• Required work: Check each line of the material. Copy those containing "footer".

• Data excerpts:

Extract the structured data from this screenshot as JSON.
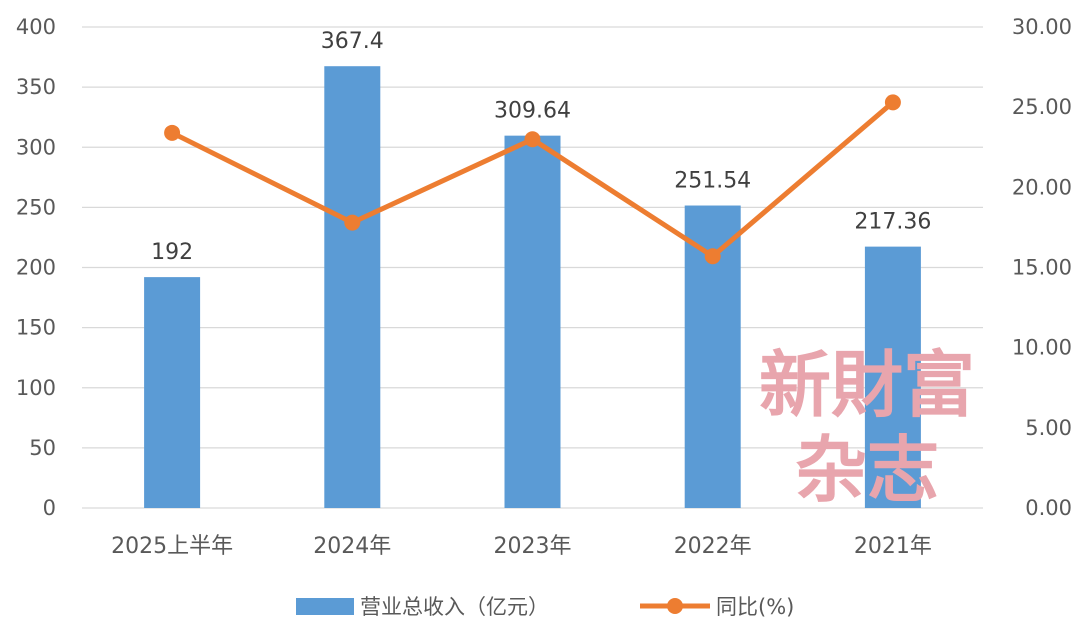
{
  "chart_data": {
    "type": "bar",
    "categories": [
      "2025上半年",
      "2024年",
      "2023年",
      "2022年",
      "2021年"
    ],
    "series": [
      {
        "name": "营业总收入（亿元）",
        "type": "bar",
        "axis": "left",
        "color": "#5b9bd5",
        "values": [
          192,
          367.4,
          309.64,
          251.54,
          217.36
        ],
        "labels": [
          "192",
          "367.4",
          "309.64",
          "251.54",
          "217.36"
        ]
      },
      {
        "name": "同比(%)",
        "type": "line",
        "axis": "right",
        "color": "#ed7d31",
        "values": [
          23.4,
          17.8,
          23.0,
          15.7,
          25.3
        ]
      }
    ],
    "y_left": {
      "ticks": [
        "0",
        "50",
        "100",
        "150",
        "200",
        "250",
        "300",
        "350",
        "400"
      ],
      "ylim": [
        0,
        400
      ]
    },
    "y_right": {
      "ticks": [
        "0.00",
        "5.00",
        "10.00",
        "15.00",
        "20.00",
        "25.00",
        "30.00"
      ],
      "ylim": [
        0,
        30
      ]
    },
    "grid": true,
    "legend": "bottom"
  },
  "watermark": {
    "line1": "新財富",
    "line2": "杂志"
  }
}
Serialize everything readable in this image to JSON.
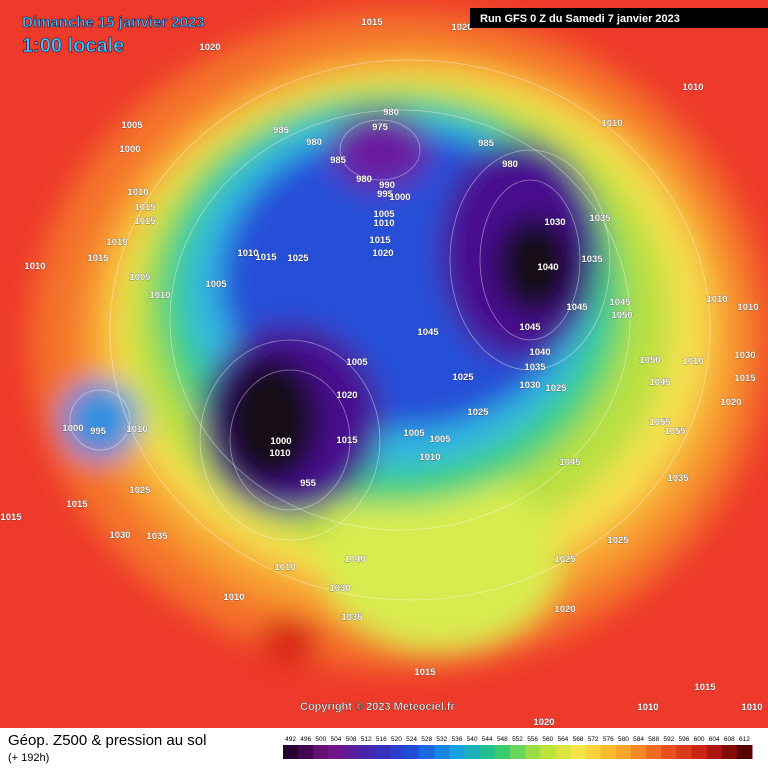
{
  "header": {
    "date": "Dimanche 15 janvier 2023",
    "time": "1:00 locale",
    "run": "Run GFS 0 Z du Samedi 7 janvier 2023"
  },
  "copyright": "Copyright © 2023 Meteociel.fr",
  "footer": {
    "title": "Géop. Z500 & pression au sol",
    "subtitle": "(+ 192h)"
  },
  "colorbar": {
    "labels": [
      492,
      496,
      500,
      504,
      508,
      512,
      516,
      520,
      524,
      528,
      532,
      536,
      540,
      544,
      548,
      552,
      556,
      560,
      564,
      568,
      572,
      576,
      580,
      584,
      588,
      592,
      596,
      600,
      604,
      608,
      612
    ]
  },
  "isobars": [
    1015,
    1020,
    1020,
    1010,
    1005,
    1000,
    985,
    980,
    975,
    980,
    985,
    980,
    990,
    995,
    1000,
    985,
    980,
    1010,
    1035,
    1030,
    1040,
    1035,
    1045,
    1050,
    1045,
    1045,
    1040,
    1035,
    1030,
    1025,
    1025,
    1045,
    1005,
    1010,
    1015,
    1020,
    1025,
    1015,
    1010,
    1005,
    1010,
    1005,
    1010,
    1015,
    1015,
    1015,
    1015,
    1010,
    1005,
    1020,
    1015,
    1000,
    1010,
    955,
    1005,
    1005,
    1010,
    1025,
    1045,
    1055,
    1055,
    1035,
    1025,
    1025,
    1020,
    1010,
    1010,
    1010,
    1050,
    1045,
    1020,
    1015,
    1030,
    1025,
    1015,
    1015,
    1030,
    1035,
    1000,
    995,
    1010,
    1010,
    1010,
    1030,
    1040,
    1035,
    1015,
    1015,
    1010,
    1010,
    1020
  ]
}
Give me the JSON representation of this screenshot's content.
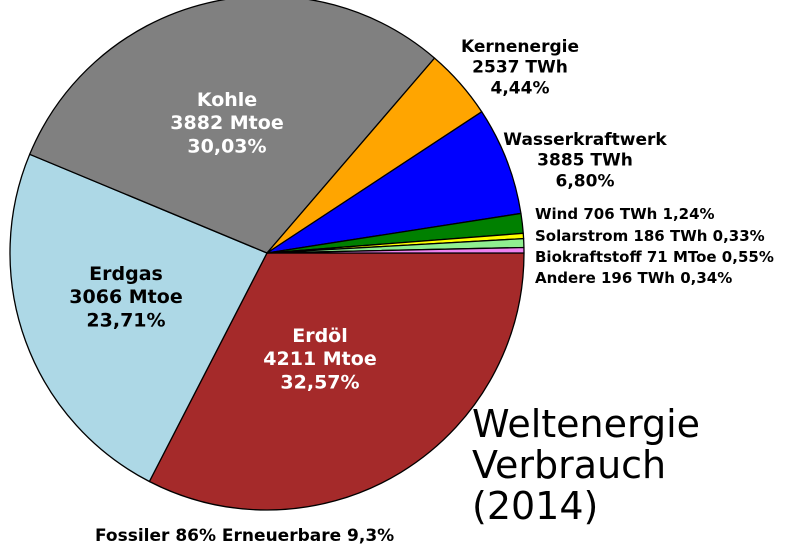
{
  "chart_data": {
    "type": "pie",
    "title": [
      "Weltenergie",
      "Verbrauch",
      "(2014)"
    ],
    "footer": "Fossiler 86% Erneuerbare 9,3%",
    "slices": [
      {
        "name": "Erdöl",
        "amount": "4211 Mtoe",
        "percent_label": "32,57%",
        "value": 32.57,
        "color": "#a52a2a",
        "label_color": "#ffffff"
      },
      {
        "name": "Erdgas",
        "amount": "3066 Mtoe",
        "percent_label": "23,71%",
        "value": 23.71,
        "color": "#add8e6",
        "label_color": "#000000"
      },
      {
        "name": "Kohle",
        "amount": "3882 Mtoe",
        "percent_label": "30,03%",
        "value": 30.03,
        "color": "#808080",
        "label_color": "#ffffff"
      },
      {
        "name": "Kernenergie",
        "amount": "2537 TWh",
        "percent_label": "4,44%",
        "value": 4.44,
        "color": "#ffa500",
        "label_color": "#000000"
      },
      {
        "name": "Wasserkraftwerk",
        "amount": "3885 TWh",
        "percent_label": "6,80%",
        "value": 6.8,
        "color": "#0000ff",
        "label_color": "#000000"
      },
      {
        "name": "Wind",
        "amount": "706 TWh",
        "percent_label": "1,24%",
        "value": 1.24,
        "color": "#008000",
        "label_color": "#000000"
      },
      {
        "name": "Solarstrom",
        "amount": "186 TWh",
        "percent_label": "0,33%",
        "value": 0.33,
        "color": "#ffff00",
        "label_color": "#000000"
      },
      {
        "name": "Biokraftstoff",
        "amount": "71 MToe",
        "percent_label": "0,55%",
        "value": 0.55,
        "color": "#90ee90",
        "label_color": "#000000"
      },
      {
        "name": "Andere",
        "amount": "196 TWh",
        "percent_label": "0,34%",
        "value": 0.34,
        "color": "#ee82ee",
        "label_color": "#000000"
      }
    ]
  }
}
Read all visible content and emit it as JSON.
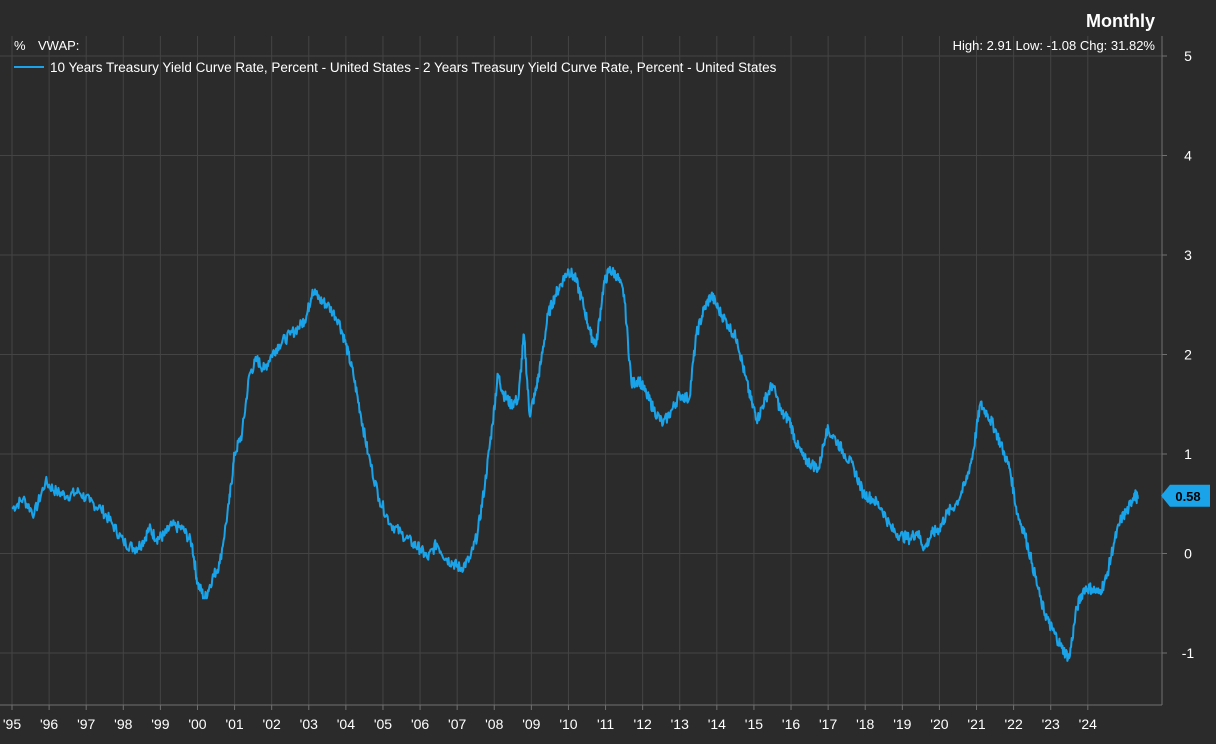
{
  "chart_data": {
    "type": "line",
    "title": "Monthly",
    "unit_label": "%",
    "vwap_label": "VWAP:",
    "stats_text": "High: 2.91 Low: -1.08 Chg: 31.82%",
    "series": [
      {
        "name": "10 Years Treasury Yield Curve Rate, Percent - United States - 2 Years Treasury Yield Curve Rate, Percent - United States",
        "color": "#1aa3e8",
        "points": [
          [
            1995.0,
            0.45
          ],
          [
            1995.3,
            0.55
          ],
          [
            1995.6,
            0.4
          ],
          [
            1995.9,
            0.72
          ],
          [
            1996.2,
            0.62
          ],
          [
            1996.5,
            0.58
          ],
          [
            1996.8,
            0.62
          ],
          [
            1997.1,
            0.52
          ],
          [
            1997.4,
            0.45
          ],
          [
            1997.7,
            0.3
          ],
          [
            1998.0,
            0.12
          ],
          [
            1998.3,
            0.05
          ],
          [
            1998.5,
            0.1
          ],
          [
            1998.7,
            0.25
          ],
          [
            1998.9,
            0.15
          ],
          [
            1999.1,
            0.18
          ],
          [
            1999.3,
            0.28
          ],
          [
            1999.6,
            0.25
          ],
          [
            1999.85,
            0.1
          ],
          [
            2000.0,
            -0.3
          ],
          [
            2000.2,
            -0.45
          ],
          [
            2000.4,
            -0.25
          ],
          [
            2000.6,
            -0.1
          ],
          [
            2000.85,
            0.5
          ],
          [
            2001.0,
            1.0
          ],
          [
            2001.2,
            1.2
          ],
          [
            2001.4,
            1.8
          ],
          [
            2001.6,
            1.95
          ],
          [
            2001.8,
            1.85
          ],
          [
            2002.0,
            2.0
          ],
          [
            2002.2,
            2.1
          ],
          [
            2002.5,
            2.2
          ],
          [
            2002.8,
            2.3
          ],
          [
            2002.95,
            2.4
          ],
          [
            2003.1,
            2.65
          ],
          [
            2003.3,
            2.55
          ],
          [
            2003.5,
            2.5
          ],
          [
            2003.8,
            2.35
          ],
          [
            2004.0,
            2.1
          ],
          [
            2004.2,
            1.8
          ],
          [
            2004.4,
            1.4
          ],
          [
            2004.6,
            1.0
          ],
          [
            2004.9,
            0.55
          ],
          [
            2005.2,
            0.3
          ],
          [
            2005.5,
            0.2
          ],
          [
            2005.8,
            0.1
          ],
          [
            2006.0,
            0.05
          ],
          [
            2006.2,
            -0.05
          ],
          [
            2006.45,
            0.1
          ],
          [
            2006.7,
            -0.05
          ],
          [
            2006.9,
            -0.1
          ],
          [
            2007.1,
            -0.15
          ],
          [
            2007.35,
            -0.05
          ],
          [
            2007.55,
            0.2
          ],
          [
            2007.75,
            0.7
          ],
          [
            2007.95,
            1.3
          ],
          [
            2008.1,
            1.8
          ],
          [
            2008.25,
            1.6
          ],
          [
            2008.45,
            1.5
          ],
          [
            2008.65,
            1.55
          ],
          [
            2008.8,
            2.2
          ],
          [
            2008.95,
            1.4
          ],
          [
            2009.1,
            1.6
          ],
          [
            2009.25,
            1.9
          ],
          [
            2009.45,
            2.4
          ],
          [
            2009.65,
            2.6
          ],
          [
            2009.85,
            2.75
          ],
          [
            2010.0,
            2.85
          ],
          [
            2010.2,
            2.75
          ],
          [
            2010.4,
            2.5
          ],
          [
            2010.6,
            2.2
          ],
          [
            2010.75,
            2.1
          ],
          [
            2010.95,
            2.7
          ],
          [
            2011.1,
            2.85
          ],
          [
            2011.3,
            2.8
          ],
          [
            2011.5,
            2.6
          ],
          [
            2011.7,
            1.7
          ],
          [
            2011.9,
            1.75
          ],
          [
            2012.1,
            1.6
          ],
          [
            2012.3,
            1.45
          ],
          [
            2012.55,
            1.3
          ],
          [
            2012.8,
            1.45
          ],
          [
            2013.0,
            1.6
          ],
          [
            2013.25,
            1.55
          ],
          [
            2013.45,
            2.2
          ],
          [
            2013.65,
            2.45
          ],
          [
            2013.85,
            2.6
          ],
          [
            2014.05,
            2.45
          ],
          [
            2014.3,
            2.3
          ],
          [
            2014.55,
            2.15
          ],
          [
            2014.75,
            1.8
          ],
          [
            2014.95,
            1.5
          ],
          [
            2015.1,
            1.35
          ],
          [
            2015.3,
            1.55
          ],
          [
            2015.5,
            1.7
          ],
          [
            2015.75,
            1.4
          ],
          [
            2015.95,
            1.35
          ],
          [
            2016.15,
            1.1
          ],
          [
            2016.35,
            0.95
          ],
          [
            2016.55,
            0.9
          ],
          [
            2016.75,
            0.85
          ],
          [
            2016.95,
            1.25
          ],
          [
            2017.2,
            1.15
          ],
          [
            2017.45,
            1.0
          ],
          [
            2017.7,
            0.85
          ],
          [
            2017.95,
            0.6
          ],
          [
            2018.2,
            0.55
          ],
          [
            2018.45,
            0.45
          ],
          [
            2018.7,
            0.25
          ],
          [
            2018.95,
            0.18
          ],
          [
            2019.2,
            0.15
          ],
          [
            2019.4,
            0.22
          ],
          [
            2019.6,
            0.05
          ],
          [
            2019.8,
            0.2
          ],
          [
            2020.0,
            0.25
          ],
          [
            2020.2,
            0.4
          ],
          [
            2020.45,
            0.5
          ],
          [
            2020.7,
            0.7
          ],
          [
            2020.9,
            1.0
          ],
          [
            2021.1,
            1.5
          ],
          [
            2021.3,
            1.4
          ],
          [
            2021.5,
            1.25
          ],
          [
            2021.7,
            1.05
          ],
          [
            2021.9,
            0.85
          ],
          [
            2022.1,
            0.4
          ],
          [
            2022.3,
            0.2
          ],
          [
            2022.5,
            -0.1
          ],
          [
            2022.75,
            -0.5
          ],
          [
            2022.95,
            -0.7
          ],
          [
            2023.1,
            -0.8
          ],
          [
            2023.3,
            -0.95
          ],
          [
            2023.5,
            -1.05
          ],
          [
            2023.7,
            -0.55
          ],
          [
            2023.9,
            -0.35
          ],
          [
            2024.1,
            -0.35
          ],
          [
            2024.3,
            -0.4
          ],
          [
            2024.5,
            -0.25
          ],
          [
            2024.7,
            0.1
          ],
          [
            2024.9,
            0.35
          ],
          [
            2025.1,
            0.45
          ],
          [
            2025.25,
            0.6
          ],
          [
            2025.35,
            0.55
          ]
        ]
      }
    ],
    "last_value_label": "0.58",
    "last_value": 0.58,
    "y_axis": {
      "position": "right",
      "min": -1.5,
      "max": 5,
      "ticks": [
        5,
        4,
        3,
        2,
        1,
        0,
        -1
      ],
      "tick_labels": [
        "5",
        "4",
        "3",
        "2",
        "1",
        "0",
        "-1"
      ]
    },
    "x_axis": {
      "min": 1995.0,
      "max": 2026.0,
      "ticks": [
        1995,
        1996,
        1997,
        1998,
        1999,
        2000,
        2001,
        2002,
        2003,
        2004,
        2005,
        2006,
        2007,
        2008,
        2009,
        2010,
        2011,
        2012,
        2013,
        2014,
        2015,
        2016,
        2017,
        2018,
        2019,
        2020,
        2021,
        2022,
        2023,
        2024
      ],
      "tick_labels": [
        "'95",
        "'96",
        "'97",
        "'98",
        "'99",
        "'00",
        "'01",
        "'02",
        "'03",
        "'04",
        "'05",
        "'06",
        "'07",
        "'08",
        "'09",
        "'10",
        "'11",
        "'12",
        "'13",
        "'14",
        "'15",
        "'16",
        "'17",
        "'18",
        "'19",
        "'20",
        "'21",
        "'22",
        "'23",
        "'24"
      ]
    },
    "grid": true,
    "legend_position": "top-left",
    "colors": {
      "background": "#2b2b2b",
      "grid": "#444444",
      "text": "#ffffff",
      "line": "#1aa3e8"
    }
  }
}
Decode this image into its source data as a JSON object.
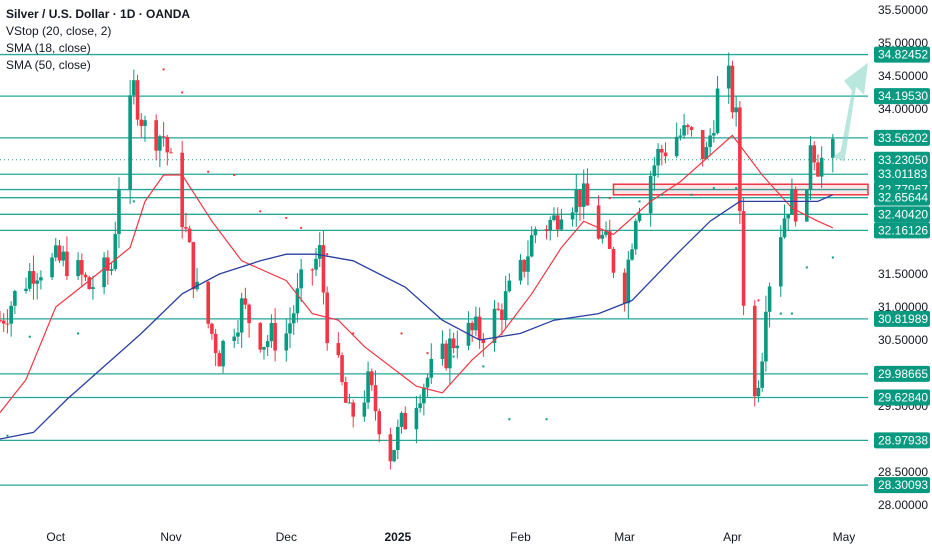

• Solution for this problem:
  "footer": {
    "footer": "Fossiler 86% Erneuerbare 9,3%",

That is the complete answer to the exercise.